Repeat the entries below exactly as they appear, with no pictures.

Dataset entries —
_ _ _ _
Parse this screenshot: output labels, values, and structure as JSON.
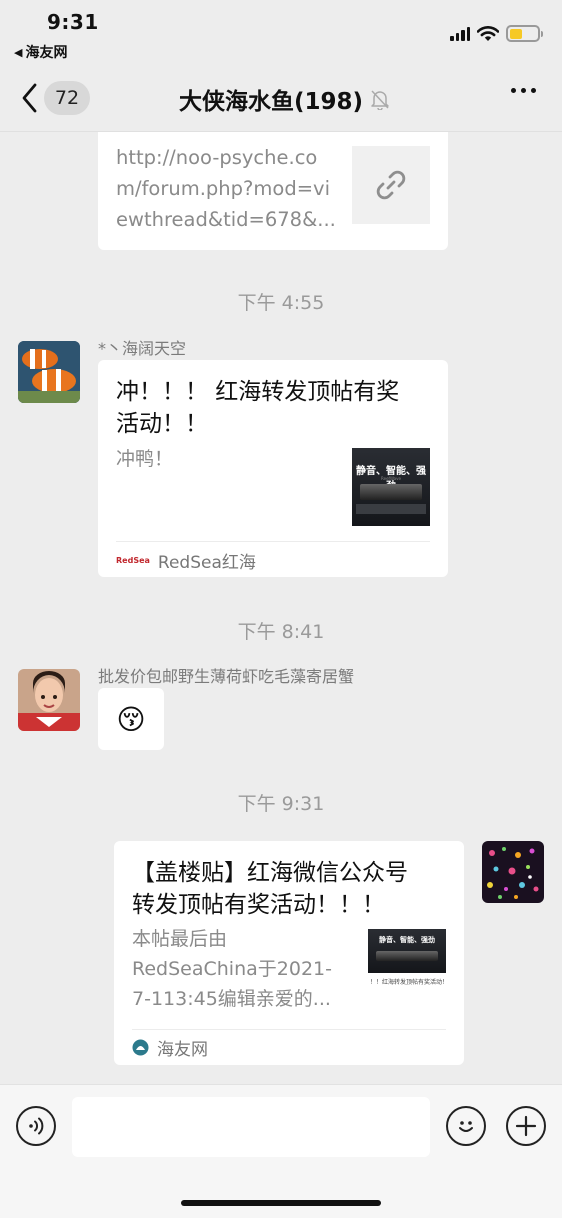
{
  "status_bar": {
    "time": "9:31",
    "back_app": "海友网"
  },
  "nav": {
    "unread_count": "72",
    "title": "大侠海水鱼(198)"
  },
  "messages": {
    "link_card": {
      "url_lines": [
        "http://noo-psyche.co",
        "m/forum.php?mod=vi",
        "ewthread&tid=678&..."
      ]
    },
    "time_1": "下午 4:55",
    "msg_1": {
      "sender": "*丶海阔天空",
      "title_lines": [
        "冲！！！ 红海转发顶帖有奖",
        "活动！！"
      ],
      "desc": "冲鸭！",
      "thumb_text": "静音、智能、强劲",
      "thumb_sub": "ReefWave",
      "source_name": "RedSea红海",
      "source_logo": "RedSea"
    },
    "time_2": "下午 8:41",
    "msg_2": {
      "sender": "批发价包邮野生薄荷虾吃毛藻寄居蟹",
      "emoji": "😚"
    },
    "time_3": "下午 9:31",
    "msg_3": {
      "title_lines": [
        "【盖楼贴】红海微信公众号",
        "转发顶帖有奖活动！！！"
      ],
      "desc_lines": [
        "本帖最后由",
        "RedSeaChina于2021-",
        "7-113:45编辑亲爱的..."
      ],
      "thumb_text": "静音、智能、强劲",
      "thumb_caption": "！！红海转发顶帖有奖活动！",
      "source_name": "海友网"
    }
  },
  "input": {
    "placeholder": ""
  },
  "icons": [
    "signal-icon",
    "wifi-icon",
    "battery-icon",
    "back-chevron-icon",
    "mute-bell-icon",
    "more-icon",
    "link-icon",
    "voice-icon",
    "emoji-icon",
    "plus-icon"
  ],
  "colors": {
    "background": "#ededed",
    "bubble": "#ffffff",
    "meta_text": "#9a9a9a",
    "battery": "#f6c925"
  }
}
_ _ _ _
Correct result —
Parse this screenshot: output labels, values, and structure as JSON.
{
  "status_bar": {
    "time": "9:31",
    "back_app": "海友网"
  },
  "nav": {
    "unread_count": "72",
    "title": "大侠海水鱼(198)"
  },
  "messages": {
    "link_card": {
      "url_lines": [
        "http://noo-psyche.co",
        "m/forum.php?mod=vi",
        "ewthread&tid=678&..."
      ]
    },
    "time_1": "下午 4:55",
    "msg_1": {
      "sender": "*丶海阔天空",
      "title_lines": [
        "冲！！！ 红海转发顶帖有奖",
        "活动！！"
      ],
      "desc": "冲鸭！",
      "thumb_text": "静音、智能、强劲",
      "thumb_sub": "ReefWave",
      "source_name": "RedSea红海",
      "source_logo": "RedSea"
    },
    "time_2": "下午 8:41",
    "msg_2": {
      "sender": "批发价包邮野生薄荷虾吃毛藻寄居蟹",
      "emoji": "😚"
    },
    "time_3": "下午 9:31",
    "msg_3": {
      "title_lines": [
        "【盖楼贴】红海微信公众号",
        "转发顶帖有奖活动！！！"
      ],
      "desc_lines": [
        "本帖最后由",
        "RedSeaChina于2021-",
        "7-113:45编辑亲爱的..."
      ],
      "thumb_text": "静音、智能、强劲",
      "thumb_caption": "！！红海转发顶帖有奖活动！",
      "source_name": "海友网"
    }
  },
  "input": {
    "placeholder": ""
  },
  "icons": [
    "signal-icon",
    "wifi-icon",
    "battery-icon",
    "back-chevron-icon",
    "mute-bell-icon",
    "more-icon",
    "link-icon",
    "voice-icon",
    "emoji-icon",
    "plus-icon"
  ],
  "colors": {
    "background": "#ededed",
    "bubble": "#ffffff",
    "meta_text": "#9a9a9a",
    "battery": "#f6c925"
  }
}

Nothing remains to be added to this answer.